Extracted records
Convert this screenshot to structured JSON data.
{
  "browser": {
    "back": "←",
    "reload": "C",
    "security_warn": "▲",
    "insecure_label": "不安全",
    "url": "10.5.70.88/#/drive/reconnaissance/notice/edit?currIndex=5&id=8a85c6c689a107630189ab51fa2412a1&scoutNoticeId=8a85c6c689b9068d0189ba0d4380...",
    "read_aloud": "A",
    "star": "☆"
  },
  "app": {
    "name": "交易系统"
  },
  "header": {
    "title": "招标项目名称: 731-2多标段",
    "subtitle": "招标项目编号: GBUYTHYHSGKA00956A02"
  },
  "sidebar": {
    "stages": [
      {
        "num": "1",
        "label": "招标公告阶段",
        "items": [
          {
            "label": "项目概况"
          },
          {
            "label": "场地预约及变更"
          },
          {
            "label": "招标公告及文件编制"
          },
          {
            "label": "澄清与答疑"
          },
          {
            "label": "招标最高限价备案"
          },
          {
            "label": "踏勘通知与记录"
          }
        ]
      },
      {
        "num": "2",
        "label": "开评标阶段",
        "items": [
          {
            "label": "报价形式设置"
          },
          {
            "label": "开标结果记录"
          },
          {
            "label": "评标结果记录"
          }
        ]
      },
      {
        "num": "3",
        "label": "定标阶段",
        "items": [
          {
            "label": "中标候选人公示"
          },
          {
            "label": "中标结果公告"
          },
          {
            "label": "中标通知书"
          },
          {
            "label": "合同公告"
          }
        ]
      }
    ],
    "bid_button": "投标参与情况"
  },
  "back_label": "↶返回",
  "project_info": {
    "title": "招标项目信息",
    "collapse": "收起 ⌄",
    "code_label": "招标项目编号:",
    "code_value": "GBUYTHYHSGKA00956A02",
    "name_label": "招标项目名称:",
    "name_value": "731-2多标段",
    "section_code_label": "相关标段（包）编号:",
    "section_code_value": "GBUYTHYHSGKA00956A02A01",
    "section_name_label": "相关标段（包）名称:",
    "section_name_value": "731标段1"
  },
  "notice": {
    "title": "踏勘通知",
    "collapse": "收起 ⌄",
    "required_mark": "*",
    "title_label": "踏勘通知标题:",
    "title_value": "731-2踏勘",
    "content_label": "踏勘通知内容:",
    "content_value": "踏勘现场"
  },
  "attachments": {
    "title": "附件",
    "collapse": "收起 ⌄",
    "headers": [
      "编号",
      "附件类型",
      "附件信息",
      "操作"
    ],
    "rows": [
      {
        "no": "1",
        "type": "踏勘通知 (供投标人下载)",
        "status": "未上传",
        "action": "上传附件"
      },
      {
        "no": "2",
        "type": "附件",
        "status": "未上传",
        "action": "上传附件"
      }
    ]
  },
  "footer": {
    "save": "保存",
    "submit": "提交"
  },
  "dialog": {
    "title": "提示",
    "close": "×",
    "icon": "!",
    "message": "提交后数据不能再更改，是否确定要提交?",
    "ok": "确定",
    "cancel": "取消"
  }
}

§ INSTRUCTIONS TO FOLLOW:
Search the data for the string "招标项目名称". List each line that has it.

§ SOLUTION FOR THIS TASK:
    "title": "招标项目名称: 731-2多标段",
    "name_label": "招标项目名称:",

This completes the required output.